PROBLEM TO WORK ON
Leave out the pictures and copy every record exactly.

[Dataset records]
** Start **

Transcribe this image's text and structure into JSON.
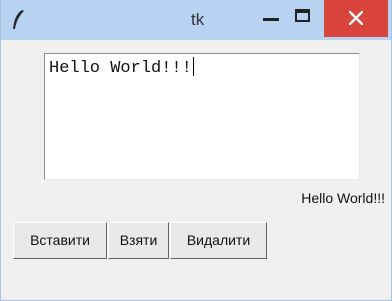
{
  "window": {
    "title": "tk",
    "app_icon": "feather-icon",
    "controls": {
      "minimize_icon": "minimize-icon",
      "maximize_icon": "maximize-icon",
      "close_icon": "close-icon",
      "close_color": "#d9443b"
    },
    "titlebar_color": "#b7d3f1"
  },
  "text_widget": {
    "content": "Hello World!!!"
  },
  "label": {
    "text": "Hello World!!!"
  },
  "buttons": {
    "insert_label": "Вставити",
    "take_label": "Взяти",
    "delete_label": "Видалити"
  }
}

** End **

ANSWER TO THIS TASK
Transcribe this image's text and structure into JSON.
{
  "window": {
    "title": "tk",
    "app_icon": "feather-icon",
    "controls": {
      "minimize_icon": "minimize-icon",
      "maximize_icon": "maximize-icon",
      "close_icon": "close-icon",
      "close_color": "#d9443b"
    },
    "titlebar_color": "#b7d3f1"
  },
  "text_widget": {
    "content": "Hello World!!!"
  },
  "label": {
    "text": "Hello World!!!"
  },
  "buttons": {
    "insert_label": "Вставити",
    "take_label": "Взяти",
    "delete_label": "Видалити"
  }
}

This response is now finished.